> [Task details]: From the entries below, gather every line containing the string "true".

──────── Task data

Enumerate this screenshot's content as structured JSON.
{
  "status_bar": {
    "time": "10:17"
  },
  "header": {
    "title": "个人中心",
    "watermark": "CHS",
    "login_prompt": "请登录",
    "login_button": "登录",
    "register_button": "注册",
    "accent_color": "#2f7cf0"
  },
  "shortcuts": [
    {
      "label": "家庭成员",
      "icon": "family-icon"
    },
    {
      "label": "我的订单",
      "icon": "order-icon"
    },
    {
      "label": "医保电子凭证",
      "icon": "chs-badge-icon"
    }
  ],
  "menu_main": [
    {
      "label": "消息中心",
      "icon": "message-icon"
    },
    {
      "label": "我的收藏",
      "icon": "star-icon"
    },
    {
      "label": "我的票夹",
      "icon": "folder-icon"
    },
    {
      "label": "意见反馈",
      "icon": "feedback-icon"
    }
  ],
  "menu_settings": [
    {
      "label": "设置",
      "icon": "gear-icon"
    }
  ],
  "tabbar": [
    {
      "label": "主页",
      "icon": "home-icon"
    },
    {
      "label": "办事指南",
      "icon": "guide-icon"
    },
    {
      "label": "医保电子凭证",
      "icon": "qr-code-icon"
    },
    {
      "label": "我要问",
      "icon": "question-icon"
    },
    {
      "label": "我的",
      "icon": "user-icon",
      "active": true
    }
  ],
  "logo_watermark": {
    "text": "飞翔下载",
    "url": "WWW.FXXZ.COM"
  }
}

────────────────
──────── Task data

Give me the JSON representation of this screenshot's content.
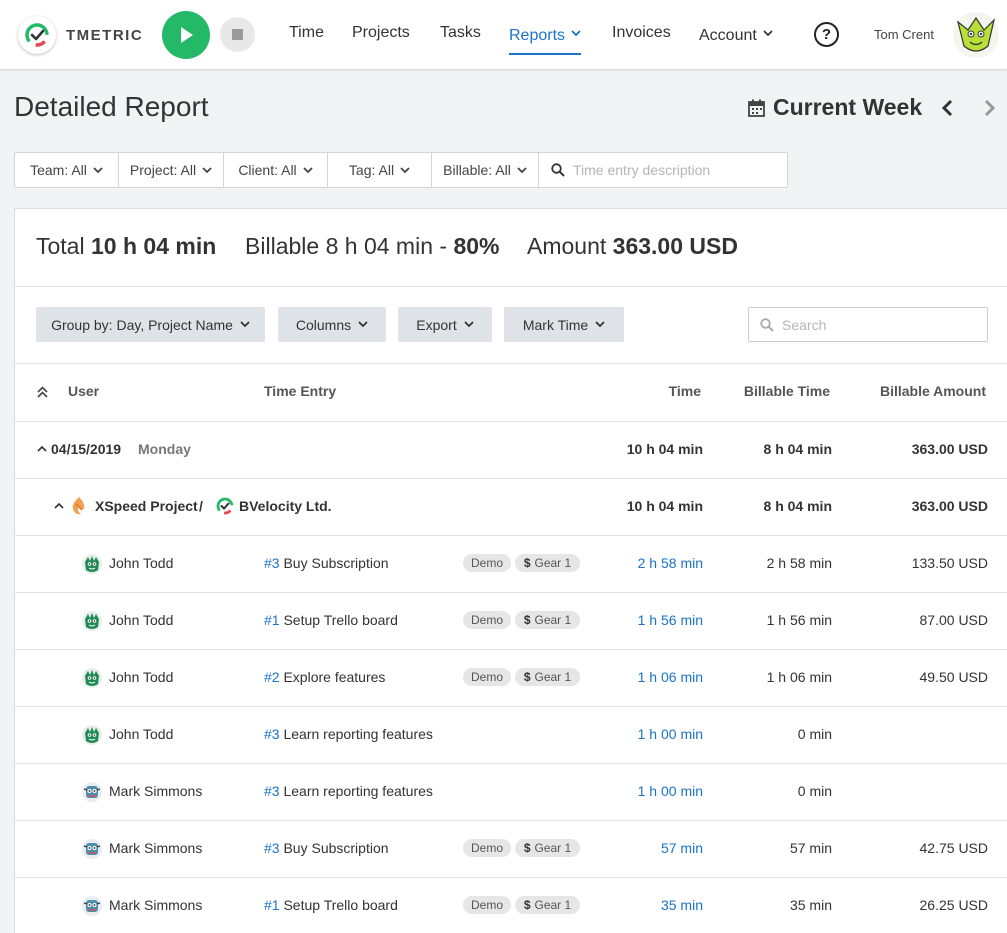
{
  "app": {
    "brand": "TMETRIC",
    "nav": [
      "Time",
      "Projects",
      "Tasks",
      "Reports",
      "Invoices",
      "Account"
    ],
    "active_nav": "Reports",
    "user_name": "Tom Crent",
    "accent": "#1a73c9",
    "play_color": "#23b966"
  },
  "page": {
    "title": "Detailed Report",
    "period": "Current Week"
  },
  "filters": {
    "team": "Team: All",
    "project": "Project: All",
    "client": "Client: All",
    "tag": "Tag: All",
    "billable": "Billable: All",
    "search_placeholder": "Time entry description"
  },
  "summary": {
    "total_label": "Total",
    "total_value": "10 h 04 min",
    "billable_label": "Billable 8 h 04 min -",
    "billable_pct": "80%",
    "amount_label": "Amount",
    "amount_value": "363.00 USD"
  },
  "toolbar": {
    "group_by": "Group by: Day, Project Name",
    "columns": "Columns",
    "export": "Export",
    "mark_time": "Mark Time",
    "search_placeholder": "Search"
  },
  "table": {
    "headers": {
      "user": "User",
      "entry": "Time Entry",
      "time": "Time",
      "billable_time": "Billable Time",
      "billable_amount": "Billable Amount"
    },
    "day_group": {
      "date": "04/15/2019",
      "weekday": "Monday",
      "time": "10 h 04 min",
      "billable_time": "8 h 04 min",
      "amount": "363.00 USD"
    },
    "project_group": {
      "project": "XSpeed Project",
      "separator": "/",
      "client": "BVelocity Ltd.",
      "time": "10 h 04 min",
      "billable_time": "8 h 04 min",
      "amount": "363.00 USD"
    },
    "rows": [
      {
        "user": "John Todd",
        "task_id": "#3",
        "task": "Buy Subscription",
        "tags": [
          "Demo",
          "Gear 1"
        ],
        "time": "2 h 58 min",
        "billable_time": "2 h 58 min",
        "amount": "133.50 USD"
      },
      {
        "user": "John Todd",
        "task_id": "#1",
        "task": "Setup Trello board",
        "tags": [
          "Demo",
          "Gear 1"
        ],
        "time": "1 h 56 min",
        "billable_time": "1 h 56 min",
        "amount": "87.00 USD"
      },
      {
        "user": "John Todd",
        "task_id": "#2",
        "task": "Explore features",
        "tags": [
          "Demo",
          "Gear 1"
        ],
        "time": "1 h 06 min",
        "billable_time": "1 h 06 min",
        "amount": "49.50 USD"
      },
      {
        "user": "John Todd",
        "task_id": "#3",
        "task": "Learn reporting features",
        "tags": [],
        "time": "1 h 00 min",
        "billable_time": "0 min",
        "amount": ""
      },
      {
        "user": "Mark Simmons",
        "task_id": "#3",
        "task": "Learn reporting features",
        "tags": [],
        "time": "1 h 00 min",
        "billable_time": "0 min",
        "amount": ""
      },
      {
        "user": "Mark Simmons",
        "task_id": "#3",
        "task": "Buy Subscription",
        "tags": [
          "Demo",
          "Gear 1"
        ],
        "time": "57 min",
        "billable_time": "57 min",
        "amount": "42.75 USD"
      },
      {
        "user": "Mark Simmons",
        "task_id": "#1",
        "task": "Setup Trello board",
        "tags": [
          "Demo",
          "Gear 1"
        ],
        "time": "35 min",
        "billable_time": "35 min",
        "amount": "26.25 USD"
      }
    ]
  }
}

────────────────
──────── Task data

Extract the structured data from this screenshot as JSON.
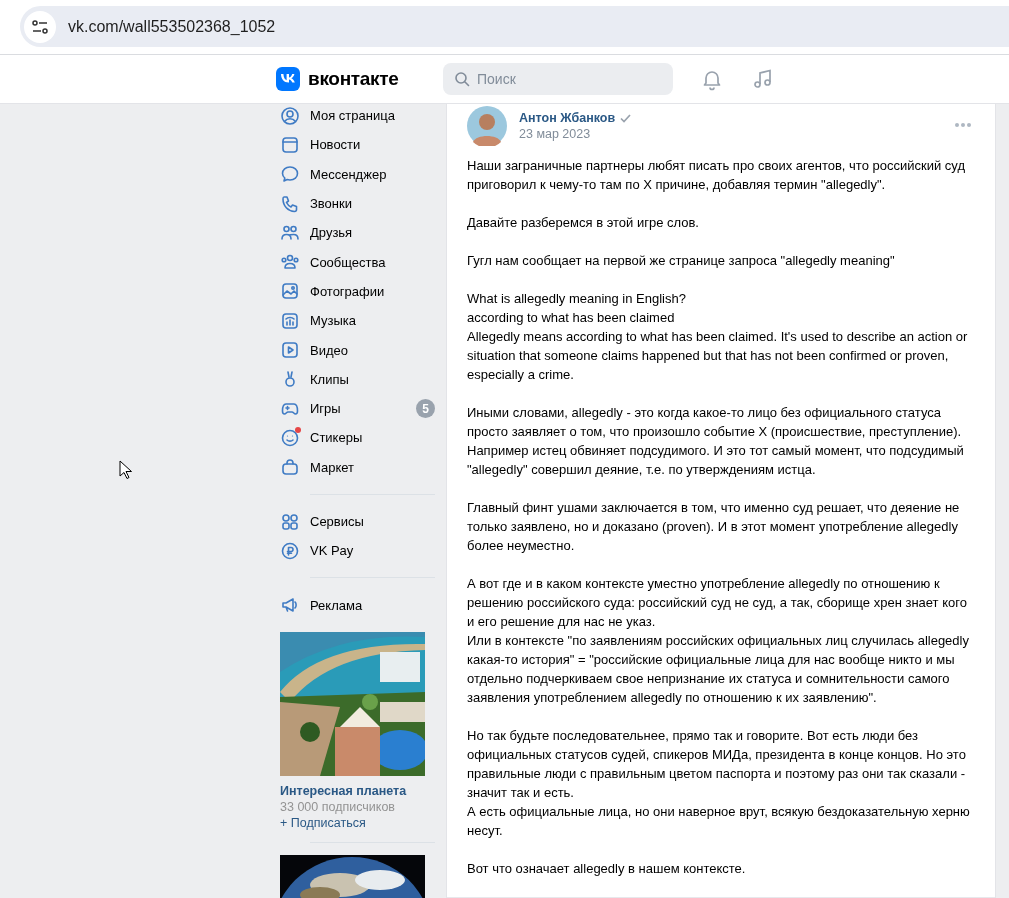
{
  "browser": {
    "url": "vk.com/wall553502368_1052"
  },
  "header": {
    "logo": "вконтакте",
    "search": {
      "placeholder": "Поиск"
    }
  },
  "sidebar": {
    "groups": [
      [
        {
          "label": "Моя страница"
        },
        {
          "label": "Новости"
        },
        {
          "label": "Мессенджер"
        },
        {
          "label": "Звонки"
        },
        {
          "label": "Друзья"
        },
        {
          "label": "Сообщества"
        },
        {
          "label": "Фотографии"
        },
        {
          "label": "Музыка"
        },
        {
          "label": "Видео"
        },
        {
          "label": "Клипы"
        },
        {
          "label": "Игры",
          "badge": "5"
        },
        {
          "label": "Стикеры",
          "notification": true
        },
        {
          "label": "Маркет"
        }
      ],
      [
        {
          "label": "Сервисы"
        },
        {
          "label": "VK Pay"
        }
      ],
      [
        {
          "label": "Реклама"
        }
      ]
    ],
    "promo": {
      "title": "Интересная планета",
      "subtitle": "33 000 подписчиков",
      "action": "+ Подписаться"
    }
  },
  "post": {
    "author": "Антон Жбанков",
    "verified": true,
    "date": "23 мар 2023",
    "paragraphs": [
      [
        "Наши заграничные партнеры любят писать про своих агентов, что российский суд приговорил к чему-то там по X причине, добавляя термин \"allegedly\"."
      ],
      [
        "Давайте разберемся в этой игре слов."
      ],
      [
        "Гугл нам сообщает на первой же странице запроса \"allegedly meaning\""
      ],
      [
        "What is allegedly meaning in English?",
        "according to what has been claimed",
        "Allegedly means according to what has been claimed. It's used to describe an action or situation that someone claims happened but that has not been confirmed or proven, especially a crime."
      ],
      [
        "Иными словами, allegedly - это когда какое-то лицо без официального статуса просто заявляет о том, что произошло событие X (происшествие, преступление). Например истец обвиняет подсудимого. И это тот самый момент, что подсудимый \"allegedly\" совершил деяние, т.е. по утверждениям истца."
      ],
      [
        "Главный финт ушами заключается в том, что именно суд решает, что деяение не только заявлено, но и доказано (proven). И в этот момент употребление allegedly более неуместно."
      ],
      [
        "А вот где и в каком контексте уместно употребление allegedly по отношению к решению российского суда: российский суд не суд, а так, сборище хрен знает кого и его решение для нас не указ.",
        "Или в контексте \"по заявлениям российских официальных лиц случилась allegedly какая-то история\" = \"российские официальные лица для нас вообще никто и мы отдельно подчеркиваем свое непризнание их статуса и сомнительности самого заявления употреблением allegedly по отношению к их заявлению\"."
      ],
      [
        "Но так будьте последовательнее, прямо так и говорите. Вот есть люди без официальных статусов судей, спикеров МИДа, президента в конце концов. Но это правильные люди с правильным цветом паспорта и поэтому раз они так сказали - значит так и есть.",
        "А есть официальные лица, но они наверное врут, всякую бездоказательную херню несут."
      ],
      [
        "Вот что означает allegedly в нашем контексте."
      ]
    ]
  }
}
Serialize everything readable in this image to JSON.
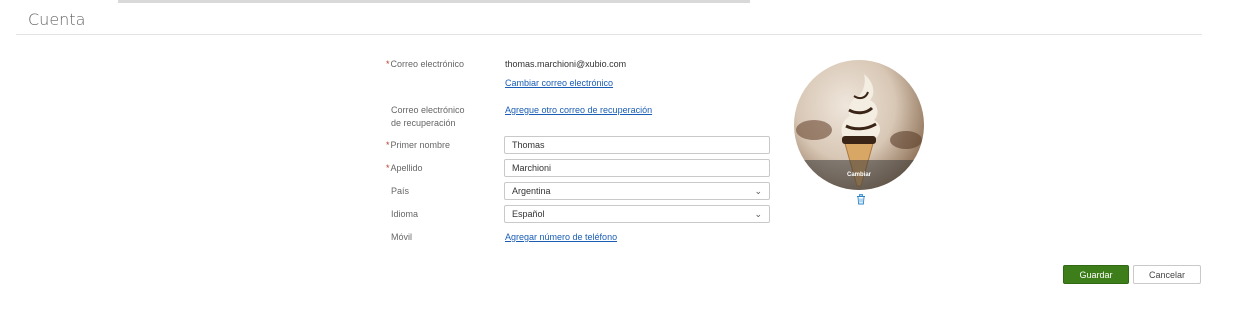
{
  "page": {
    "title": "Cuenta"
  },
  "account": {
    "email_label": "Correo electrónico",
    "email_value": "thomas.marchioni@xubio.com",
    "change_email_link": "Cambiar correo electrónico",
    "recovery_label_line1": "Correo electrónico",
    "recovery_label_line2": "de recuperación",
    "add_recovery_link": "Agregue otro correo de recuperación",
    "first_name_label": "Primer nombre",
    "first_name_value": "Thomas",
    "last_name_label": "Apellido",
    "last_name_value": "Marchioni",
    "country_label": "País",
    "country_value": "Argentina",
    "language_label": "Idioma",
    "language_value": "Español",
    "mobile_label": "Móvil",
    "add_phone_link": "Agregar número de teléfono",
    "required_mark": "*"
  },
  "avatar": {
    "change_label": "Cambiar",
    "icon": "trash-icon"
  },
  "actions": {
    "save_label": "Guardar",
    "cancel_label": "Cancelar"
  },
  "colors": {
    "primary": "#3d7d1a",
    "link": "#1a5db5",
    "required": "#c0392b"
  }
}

────────────────

> [Reply]:
      "active": true
          "notification": true
    "verified": true,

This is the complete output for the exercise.